Figure record listings:
---
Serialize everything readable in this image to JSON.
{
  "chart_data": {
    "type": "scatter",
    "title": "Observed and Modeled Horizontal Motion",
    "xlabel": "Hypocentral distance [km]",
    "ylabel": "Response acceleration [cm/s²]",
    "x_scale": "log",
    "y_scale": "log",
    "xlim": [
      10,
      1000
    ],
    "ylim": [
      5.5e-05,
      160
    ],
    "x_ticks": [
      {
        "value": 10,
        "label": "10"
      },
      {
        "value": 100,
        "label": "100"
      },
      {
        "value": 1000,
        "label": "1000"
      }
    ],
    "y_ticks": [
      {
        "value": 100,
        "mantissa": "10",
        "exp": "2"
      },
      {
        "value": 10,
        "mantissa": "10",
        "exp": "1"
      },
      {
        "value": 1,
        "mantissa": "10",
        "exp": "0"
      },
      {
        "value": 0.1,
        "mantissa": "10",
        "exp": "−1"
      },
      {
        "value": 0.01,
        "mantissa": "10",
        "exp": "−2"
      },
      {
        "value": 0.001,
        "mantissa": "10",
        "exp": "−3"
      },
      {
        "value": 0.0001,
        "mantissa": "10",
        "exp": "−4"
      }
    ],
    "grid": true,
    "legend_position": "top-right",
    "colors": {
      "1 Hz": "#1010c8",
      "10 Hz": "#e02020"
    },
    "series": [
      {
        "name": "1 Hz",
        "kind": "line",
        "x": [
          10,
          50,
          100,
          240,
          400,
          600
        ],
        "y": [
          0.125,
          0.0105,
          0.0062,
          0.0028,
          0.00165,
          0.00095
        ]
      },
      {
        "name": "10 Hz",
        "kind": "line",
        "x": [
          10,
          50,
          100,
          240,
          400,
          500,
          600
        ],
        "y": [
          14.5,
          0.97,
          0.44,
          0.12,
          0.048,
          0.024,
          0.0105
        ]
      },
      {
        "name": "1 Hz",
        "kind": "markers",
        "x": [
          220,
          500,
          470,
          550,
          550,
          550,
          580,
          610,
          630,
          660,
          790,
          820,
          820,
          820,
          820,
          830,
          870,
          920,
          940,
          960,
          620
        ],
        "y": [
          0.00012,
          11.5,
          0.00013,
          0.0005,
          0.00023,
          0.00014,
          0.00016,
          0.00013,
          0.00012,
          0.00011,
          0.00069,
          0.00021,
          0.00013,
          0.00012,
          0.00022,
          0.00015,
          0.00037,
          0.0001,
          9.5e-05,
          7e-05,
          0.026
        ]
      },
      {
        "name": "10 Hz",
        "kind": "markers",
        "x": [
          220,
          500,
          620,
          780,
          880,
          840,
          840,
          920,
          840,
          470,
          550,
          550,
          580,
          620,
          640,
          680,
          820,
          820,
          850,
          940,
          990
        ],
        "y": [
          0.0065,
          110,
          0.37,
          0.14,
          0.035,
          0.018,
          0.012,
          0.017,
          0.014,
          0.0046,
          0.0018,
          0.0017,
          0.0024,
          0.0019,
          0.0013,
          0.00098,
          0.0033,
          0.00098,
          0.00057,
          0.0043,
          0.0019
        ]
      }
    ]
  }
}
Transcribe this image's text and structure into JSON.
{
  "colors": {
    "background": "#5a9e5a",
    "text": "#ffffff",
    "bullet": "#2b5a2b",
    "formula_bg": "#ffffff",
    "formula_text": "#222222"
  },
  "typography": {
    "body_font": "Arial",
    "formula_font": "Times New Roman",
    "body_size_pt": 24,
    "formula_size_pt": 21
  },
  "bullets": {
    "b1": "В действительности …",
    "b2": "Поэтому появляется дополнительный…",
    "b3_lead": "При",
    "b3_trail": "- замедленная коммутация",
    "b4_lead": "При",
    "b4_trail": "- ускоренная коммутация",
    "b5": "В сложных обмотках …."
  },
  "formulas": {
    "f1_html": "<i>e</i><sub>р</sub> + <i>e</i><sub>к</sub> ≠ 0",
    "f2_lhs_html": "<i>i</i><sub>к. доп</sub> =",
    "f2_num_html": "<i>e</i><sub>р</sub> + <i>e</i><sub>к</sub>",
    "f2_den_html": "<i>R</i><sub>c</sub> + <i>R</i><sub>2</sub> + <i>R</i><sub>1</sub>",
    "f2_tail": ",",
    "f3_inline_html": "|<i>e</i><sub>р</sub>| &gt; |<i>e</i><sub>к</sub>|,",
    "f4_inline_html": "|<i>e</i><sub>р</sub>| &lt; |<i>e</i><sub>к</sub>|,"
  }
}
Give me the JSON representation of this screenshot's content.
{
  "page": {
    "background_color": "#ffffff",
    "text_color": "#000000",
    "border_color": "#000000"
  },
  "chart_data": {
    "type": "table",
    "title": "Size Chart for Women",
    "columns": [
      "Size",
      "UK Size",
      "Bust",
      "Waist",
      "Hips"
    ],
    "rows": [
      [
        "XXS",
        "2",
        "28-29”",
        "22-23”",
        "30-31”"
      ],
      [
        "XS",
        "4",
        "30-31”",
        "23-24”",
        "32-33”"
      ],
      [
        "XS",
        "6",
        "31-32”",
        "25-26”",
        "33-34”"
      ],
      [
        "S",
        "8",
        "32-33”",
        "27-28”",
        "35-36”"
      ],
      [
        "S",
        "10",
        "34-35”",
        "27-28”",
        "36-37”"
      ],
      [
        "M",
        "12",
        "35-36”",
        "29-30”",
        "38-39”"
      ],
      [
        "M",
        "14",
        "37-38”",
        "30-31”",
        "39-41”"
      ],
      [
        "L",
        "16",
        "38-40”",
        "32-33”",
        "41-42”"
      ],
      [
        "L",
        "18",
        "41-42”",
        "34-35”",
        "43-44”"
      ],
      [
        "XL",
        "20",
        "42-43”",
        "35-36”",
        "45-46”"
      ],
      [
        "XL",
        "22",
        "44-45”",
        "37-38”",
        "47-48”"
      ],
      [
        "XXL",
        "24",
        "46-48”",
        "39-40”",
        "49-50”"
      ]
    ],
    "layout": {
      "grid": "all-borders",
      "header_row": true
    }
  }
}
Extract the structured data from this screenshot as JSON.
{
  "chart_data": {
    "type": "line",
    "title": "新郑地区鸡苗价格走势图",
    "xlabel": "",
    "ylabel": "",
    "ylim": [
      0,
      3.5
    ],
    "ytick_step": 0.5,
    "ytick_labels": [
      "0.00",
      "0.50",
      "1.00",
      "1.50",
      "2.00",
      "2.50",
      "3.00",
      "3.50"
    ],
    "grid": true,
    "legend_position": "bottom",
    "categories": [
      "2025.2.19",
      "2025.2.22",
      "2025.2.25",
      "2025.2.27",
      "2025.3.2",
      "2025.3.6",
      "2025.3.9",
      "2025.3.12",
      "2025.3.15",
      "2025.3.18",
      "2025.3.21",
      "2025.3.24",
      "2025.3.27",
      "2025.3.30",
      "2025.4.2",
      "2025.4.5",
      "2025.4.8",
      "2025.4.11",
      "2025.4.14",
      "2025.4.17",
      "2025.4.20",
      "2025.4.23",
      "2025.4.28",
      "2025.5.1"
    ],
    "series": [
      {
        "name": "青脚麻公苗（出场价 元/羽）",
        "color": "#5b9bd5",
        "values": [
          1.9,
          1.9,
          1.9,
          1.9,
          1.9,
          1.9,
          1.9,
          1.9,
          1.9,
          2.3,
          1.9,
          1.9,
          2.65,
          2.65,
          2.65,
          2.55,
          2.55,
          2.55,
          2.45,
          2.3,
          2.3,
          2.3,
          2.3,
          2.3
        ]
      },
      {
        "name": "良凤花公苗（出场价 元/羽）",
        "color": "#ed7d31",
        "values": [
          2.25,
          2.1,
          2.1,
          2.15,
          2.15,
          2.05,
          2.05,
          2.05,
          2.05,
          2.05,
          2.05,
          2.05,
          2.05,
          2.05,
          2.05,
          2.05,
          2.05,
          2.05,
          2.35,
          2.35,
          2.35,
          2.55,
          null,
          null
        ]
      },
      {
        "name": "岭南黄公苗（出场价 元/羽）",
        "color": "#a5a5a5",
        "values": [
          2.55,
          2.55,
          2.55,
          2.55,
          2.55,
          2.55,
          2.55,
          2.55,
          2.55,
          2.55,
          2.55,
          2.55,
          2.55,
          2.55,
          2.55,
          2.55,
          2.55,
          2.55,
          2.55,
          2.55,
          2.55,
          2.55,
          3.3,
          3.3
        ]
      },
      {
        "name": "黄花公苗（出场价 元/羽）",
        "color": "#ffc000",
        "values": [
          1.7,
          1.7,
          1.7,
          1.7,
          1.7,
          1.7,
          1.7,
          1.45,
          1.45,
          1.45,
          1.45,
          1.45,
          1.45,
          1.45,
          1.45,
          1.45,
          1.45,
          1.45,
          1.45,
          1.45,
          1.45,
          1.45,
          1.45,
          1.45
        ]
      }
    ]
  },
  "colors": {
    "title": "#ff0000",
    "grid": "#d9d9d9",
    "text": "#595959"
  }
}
---
— What you will do —
Find every line in the records above that contains the word "grid", and copy each one.

— Task response —
    "grid": true,
      "grid": "all-borders",
    "grid": true,
    "grid": "#d9d9d9",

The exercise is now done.